--- Text shown ---

Minilecture Video: Mutable Trees

Recall that a tree is a recursive abstract data type that has a label (the value stored in the root of the tree) and branches (a list of trees directly underneath the root).

We saw one way to implement the tree ADT -- using constructor and selector functions that treat trees as lists. Another, more formal, way to implement the tree ADT is with a class. Here is part of the class definition for Tree, which can be found in lab07.py:

class Tree:
    """
    >>> t = Tree(3, [Tree(2, [Tree(5)]), Tree(4)])
    >>> t.label
    3
    >>> t.branches[0].label
    2
    >>> t.branches[1].is_leaf()
    True
    """
    def __init__(self, label, branches=[]):
        for b in branches:
            assert isinstance(b, Tree)
        self.label = label
        self.branches = list(branches)

    def is_leaf(self):
        return not self.branches

Even though this is a new implementation, everything we know about the tree ADT remains true. That means that solving problems involving trees as objects uses the same techniques that we developed when first studying the tree ADT (e.g. we can still use recursion on the branches!). The main difference, aside from syntax, is that tree objects are mutable.

Here is a summary of the differences between the tree ADT implemented using functions and lists vs. implemented using a class:

- Tree constructor and selector functions Tree class
Constructing a tree To construct a tree given a label and a list of branches, we call tree(label, branches) To construct a tree object given a label and a list of branches, we call Tree(label, branches) (which calls the Tree.__init__ method)
Label and branches To get the label or branches of a tree t, we call label(t) or branches(t) respectively To get the label or branches of a tree t, we access the instance attributes t.label or t.branches respectively
Mutability The tree ADT is immutable because we cannot assign values to call expressions The label and branches attributes of a Tree instance can be reassigned, mutating the tree
Checking if a tree is a leaf To check whether a tree t is a leaf, we call the convenience function is_leaf(t) To check whether a tree t is a leaf, we call the bound method t.is_leaf(). This method can only be called on Tree objects.

Required Questions

WWPD: Objects

Q1: The Car class

Note: These questions use inheritance. For an overview of inheritance, see the inheritance portion of Composing Programs

Below is the definition of a Car class that we will be using in the following WWPD questions. Note: This definition can also be found in car.py.

--- Dataset entries ---

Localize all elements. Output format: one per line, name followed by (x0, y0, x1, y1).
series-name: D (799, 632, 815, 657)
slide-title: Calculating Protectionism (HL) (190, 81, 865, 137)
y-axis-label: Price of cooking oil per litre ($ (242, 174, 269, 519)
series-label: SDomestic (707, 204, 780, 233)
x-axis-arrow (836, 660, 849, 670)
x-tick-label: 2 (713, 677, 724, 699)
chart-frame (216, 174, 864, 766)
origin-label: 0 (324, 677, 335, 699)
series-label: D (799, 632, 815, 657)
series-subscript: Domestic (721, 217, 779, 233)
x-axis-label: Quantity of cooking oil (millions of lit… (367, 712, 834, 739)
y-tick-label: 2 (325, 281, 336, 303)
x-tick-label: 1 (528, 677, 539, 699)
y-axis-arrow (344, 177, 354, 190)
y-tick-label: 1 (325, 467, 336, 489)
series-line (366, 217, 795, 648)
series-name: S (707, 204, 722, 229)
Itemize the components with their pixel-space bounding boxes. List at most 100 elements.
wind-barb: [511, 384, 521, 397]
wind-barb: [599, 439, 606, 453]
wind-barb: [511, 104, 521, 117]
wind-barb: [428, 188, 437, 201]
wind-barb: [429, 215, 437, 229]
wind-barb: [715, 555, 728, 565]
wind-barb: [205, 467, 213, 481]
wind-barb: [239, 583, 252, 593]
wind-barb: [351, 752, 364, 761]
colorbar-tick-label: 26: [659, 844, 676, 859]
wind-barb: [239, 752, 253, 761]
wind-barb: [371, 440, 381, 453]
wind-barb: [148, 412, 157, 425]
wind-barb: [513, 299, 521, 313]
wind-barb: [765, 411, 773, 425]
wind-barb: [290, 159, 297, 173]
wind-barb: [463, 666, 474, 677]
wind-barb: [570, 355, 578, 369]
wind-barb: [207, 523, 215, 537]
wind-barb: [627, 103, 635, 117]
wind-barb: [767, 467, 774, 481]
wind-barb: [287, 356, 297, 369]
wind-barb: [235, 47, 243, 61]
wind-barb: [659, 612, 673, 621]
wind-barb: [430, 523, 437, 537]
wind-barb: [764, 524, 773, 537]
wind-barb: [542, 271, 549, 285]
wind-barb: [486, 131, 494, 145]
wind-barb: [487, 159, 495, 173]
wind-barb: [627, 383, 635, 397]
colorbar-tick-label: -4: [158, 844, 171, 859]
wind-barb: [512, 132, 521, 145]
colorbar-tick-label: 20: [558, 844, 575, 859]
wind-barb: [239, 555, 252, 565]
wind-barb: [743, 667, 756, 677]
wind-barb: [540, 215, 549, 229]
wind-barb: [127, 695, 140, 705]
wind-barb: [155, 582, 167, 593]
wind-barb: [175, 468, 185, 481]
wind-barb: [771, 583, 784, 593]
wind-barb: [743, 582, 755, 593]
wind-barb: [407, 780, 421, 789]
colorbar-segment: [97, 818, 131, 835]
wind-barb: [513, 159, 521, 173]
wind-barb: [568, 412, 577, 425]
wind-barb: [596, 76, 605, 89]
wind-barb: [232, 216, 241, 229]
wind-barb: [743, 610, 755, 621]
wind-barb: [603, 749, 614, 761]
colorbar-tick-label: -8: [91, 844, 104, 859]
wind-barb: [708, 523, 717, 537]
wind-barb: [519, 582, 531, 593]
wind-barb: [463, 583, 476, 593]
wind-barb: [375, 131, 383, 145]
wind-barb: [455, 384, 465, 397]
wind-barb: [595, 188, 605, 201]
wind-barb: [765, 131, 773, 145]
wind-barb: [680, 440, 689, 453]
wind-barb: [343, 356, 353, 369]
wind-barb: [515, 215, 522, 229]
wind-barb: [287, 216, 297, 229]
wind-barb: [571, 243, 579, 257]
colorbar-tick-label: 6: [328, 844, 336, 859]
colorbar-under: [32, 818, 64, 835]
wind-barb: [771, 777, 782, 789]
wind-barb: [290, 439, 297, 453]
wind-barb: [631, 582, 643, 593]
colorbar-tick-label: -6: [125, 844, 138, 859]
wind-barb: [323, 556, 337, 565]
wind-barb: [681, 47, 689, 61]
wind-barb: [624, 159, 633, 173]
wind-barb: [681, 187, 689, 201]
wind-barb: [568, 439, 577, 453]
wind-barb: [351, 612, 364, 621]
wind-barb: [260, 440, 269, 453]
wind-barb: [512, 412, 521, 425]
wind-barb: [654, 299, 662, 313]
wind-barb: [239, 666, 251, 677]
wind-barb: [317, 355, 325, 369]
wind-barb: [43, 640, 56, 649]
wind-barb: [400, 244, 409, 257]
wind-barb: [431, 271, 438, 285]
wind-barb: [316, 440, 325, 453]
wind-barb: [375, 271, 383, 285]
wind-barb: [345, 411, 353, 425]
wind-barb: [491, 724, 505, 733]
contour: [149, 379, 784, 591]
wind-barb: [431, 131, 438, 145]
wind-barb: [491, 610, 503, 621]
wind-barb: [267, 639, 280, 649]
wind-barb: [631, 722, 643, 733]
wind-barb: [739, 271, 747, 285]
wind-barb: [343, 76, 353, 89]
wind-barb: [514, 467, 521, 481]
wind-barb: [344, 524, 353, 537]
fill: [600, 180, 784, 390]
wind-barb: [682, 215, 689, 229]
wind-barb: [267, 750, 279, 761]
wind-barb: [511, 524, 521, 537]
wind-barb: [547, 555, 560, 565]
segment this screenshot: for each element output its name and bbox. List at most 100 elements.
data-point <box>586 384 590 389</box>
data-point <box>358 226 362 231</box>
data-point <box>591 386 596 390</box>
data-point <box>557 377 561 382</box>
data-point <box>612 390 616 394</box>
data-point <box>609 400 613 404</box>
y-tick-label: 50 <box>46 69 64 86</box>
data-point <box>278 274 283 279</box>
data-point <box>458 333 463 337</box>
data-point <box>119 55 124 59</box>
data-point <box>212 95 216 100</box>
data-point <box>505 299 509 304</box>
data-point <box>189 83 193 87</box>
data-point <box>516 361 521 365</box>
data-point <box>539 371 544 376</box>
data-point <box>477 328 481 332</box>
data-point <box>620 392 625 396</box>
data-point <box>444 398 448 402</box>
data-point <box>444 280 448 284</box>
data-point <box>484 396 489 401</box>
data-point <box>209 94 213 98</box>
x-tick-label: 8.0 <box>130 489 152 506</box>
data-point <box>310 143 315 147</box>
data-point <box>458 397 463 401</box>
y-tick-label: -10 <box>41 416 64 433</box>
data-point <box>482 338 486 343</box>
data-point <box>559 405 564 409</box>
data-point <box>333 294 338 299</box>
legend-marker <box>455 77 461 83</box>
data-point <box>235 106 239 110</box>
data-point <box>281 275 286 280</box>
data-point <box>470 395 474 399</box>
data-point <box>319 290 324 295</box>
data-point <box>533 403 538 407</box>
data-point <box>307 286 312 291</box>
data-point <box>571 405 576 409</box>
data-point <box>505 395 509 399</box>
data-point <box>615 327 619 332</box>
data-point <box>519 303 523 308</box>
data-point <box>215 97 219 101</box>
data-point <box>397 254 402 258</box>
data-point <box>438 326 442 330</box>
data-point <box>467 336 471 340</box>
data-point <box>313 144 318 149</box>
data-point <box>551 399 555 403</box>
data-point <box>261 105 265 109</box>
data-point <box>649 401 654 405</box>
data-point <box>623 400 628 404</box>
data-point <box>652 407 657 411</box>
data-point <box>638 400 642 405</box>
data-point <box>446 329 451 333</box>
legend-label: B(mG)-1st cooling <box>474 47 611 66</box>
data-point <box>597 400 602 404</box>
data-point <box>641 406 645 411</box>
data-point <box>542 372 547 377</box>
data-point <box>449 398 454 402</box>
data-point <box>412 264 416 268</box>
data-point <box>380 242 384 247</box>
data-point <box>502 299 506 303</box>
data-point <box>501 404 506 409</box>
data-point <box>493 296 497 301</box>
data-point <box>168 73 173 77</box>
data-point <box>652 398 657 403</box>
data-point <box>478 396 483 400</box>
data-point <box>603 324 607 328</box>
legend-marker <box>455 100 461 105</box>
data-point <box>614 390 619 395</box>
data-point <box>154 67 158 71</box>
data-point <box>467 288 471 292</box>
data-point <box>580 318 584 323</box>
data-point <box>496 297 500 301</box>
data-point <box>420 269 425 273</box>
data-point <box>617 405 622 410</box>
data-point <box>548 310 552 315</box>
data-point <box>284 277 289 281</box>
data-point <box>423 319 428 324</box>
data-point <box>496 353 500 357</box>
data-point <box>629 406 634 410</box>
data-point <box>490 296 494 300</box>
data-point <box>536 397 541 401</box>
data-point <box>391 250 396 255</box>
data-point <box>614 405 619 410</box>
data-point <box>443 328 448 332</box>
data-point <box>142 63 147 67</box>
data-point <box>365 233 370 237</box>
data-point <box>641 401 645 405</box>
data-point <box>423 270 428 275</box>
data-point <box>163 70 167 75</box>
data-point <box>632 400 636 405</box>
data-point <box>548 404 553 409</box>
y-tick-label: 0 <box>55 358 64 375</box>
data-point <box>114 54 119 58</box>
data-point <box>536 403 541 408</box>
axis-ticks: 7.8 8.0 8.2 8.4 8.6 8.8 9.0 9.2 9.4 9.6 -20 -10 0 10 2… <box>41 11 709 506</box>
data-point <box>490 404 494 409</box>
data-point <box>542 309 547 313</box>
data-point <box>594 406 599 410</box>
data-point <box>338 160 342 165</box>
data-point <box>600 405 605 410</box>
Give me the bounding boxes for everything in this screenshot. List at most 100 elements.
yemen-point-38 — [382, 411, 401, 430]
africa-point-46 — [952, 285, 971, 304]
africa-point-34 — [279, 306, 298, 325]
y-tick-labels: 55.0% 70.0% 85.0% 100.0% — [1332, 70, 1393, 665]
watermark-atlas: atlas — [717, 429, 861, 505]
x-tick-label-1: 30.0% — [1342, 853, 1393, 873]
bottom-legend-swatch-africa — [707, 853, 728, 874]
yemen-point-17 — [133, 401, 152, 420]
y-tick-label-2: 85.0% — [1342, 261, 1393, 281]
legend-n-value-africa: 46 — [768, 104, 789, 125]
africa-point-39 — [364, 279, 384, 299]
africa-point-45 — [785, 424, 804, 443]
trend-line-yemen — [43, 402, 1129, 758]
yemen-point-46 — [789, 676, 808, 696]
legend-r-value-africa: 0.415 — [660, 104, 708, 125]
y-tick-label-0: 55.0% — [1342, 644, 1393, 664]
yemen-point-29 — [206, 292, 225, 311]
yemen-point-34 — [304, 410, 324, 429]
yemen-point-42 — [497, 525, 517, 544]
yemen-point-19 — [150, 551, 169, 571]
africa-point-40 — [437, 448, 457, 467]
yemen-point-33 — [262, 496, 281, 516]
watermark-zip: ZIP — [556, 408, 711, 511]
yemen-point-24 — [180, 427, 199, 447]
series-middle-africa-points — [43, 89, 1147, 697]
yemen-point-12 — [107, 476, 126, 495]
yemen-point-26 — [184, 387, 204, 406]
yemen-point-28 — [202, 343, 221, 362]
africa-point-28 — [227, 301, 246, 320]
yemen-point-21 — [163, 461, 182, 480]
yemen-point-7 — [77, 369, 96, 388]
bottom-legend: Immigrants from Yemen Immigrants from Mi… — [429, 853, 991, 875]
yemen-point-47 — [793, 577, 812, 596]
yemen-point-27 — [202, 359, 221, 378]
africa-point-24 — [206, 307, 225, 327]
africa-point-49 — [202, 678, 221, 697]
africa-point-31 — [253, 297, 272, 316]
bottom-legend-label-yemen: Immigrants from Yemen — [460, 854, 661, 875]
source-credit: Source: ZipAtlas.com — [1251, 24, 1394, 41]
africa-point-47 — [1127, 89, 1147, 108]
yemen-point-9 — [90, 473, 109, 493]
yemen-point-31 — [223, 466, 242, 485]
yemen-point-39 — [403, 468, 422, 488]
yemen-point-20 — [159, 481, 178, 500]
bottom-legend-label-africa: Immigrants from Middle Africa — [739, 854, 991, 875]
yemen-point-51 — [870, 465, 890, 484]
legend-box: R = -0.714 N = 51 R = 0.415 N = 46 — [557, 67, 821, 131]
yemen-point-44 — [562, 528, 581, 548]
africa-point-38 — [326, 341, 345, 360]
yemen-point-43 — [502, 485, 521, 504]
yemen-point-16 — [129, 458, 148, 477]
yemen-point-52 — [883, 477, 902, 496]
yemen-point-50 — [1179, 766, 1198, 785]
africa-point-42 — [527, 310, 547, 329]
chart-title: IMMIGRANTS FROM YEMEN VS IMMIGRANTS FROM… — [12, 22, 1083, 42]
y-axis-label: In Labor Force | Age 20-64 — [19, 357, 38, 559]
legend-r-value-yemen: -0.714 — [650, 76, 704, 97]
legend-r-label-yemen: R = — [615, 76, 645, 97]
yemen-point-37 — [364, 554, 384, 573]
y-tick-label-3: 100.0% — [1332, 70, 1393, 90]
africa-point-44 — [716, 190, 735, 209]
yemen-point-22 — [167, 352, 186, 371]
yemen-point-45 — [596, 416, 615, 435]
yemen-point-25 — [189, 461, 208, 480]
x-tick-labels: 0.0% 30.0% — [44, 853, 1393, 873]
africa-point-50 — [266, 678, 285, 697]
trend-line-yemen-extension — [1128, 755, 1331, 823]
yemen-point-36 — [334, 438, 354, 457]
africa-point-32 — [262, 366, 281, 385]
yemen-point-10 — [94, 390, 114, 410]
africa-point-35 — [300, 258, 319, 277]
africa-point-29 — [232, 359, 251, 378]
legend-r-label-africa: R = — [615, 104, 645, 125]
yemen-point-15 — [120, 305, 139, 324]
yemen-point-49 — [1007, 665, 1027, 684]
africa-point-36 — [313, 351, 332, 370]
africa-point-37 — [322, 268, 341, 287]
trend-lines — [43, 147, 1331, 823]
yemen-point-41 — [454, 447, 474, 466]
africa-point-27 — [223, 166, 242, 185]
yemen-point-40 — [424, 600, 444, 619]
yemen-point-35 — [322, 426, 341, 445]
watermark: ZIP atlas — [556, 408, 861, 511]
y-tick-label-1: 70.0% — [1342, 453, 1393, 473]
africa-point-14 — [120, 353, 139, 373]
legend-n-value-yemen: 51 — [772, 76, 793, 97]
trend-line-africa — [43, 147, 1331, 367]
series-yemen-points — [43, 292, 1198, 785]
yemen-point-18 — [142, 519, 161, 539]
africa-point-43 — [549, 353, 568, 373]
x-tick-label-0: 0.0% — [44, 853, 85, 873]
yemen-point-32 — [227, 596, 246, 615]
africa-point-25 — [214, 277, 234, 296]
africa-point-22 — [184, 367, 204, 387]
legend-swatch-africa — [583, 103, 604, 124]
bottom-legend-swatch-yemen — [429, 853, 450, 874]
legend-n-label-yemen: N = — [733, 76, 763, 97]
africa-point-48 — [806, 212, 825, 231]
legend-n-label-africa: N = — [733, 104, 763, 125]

---

What this exercise asks =
1. According to the mutable trees text, what is the main difference, aside from syntax, between tree objects and the tree ADT built from functions and lists?
2. Extend the text on mutable trees and the Car class, starting after its final sentence.

Task answers =
1. Tree objects are mutable.

2.
class Car:
    num_wheels = 4
    gas = 30
    headlights = 2
    size = 'Tiny'

    def __init__(self, make, model):
        self.make = make
        self.model = model
        self.color = 'No color yet. You need to paint me.'
        self.wheels = Car.num_wheels
        self.gas = Car.gas

    def paint(self, color):
        self.color = color
        return self.make + ' ' + self.model + ' is now ' + color

    def drive(self):
        if self.wheels < Car.num_wheels or self.gas <= 0:
            return 'Cannot drive!'
        self.gas -= 10
        return self.make + ' ' + self.model + ' goes vroom!'

    def pop_tire(self):
        if self.wheels > 0:
            self.wheels -= 1

    def fill_gas(self):
        self.gas += 20
        return 'Gas level: ' + str(self.gas)

Use Ok to test your knowledge with the following What would Python Display questions.

python3 ok -q wwpd-car -u

If an error occurs, type Error. If nothing is displayed, type Nothing.

>>> deneros_car = Car('Tesla', 'Model S')
>>> deneros_car.model
______
'Model S'
>>> deneros_car.gas = 10 >>> deneros_car.drive()
______
'Tesla Model S goes vroom!'
>>> deneros_car.drive()
______
'Cannot drive!'
>>> deneros_car.fill_gas()
______
'Gas level: 20'
>>> deneros_car.gas
______
20
>>> Car.gas
______
30
>>> deneros_car = Car('Tesla', 'Model S')
>>> deneros_car.wheels = 2
>>> deneros_car.wheels
______
2
>>> Car.num_wheels
______
4
>>> deneros_car.drive()
______
'Cannot drive!'
>>> Car.drive()
______
Error (TypeError)
>>> Car.drive(deneros_car)
______
'Cannot drive!'

For the following, we reference the MonsterTruck class below. Note: The MonsterTruck class can also be found in car.py.

 class MonsterTruck(Car):
     size = 'Monster'

     def rev(self):
         print('Vroom! This Monster Truck is huge!')

     def drive(self):
         self.rev()
         return Car.drive(self)
>>> deneros_car = MonsterTruck('Monster', 'Batmobile')
>>> deneros_car.drive()
______
Vroom! This Monster Truck is huge! 'Monster Batmobile goes vroom!'
>>> Car.drive(deneros_car)
______
'Monster Batmobile goes vroom!'
>>> MonsterTruck.drive(deneros_car)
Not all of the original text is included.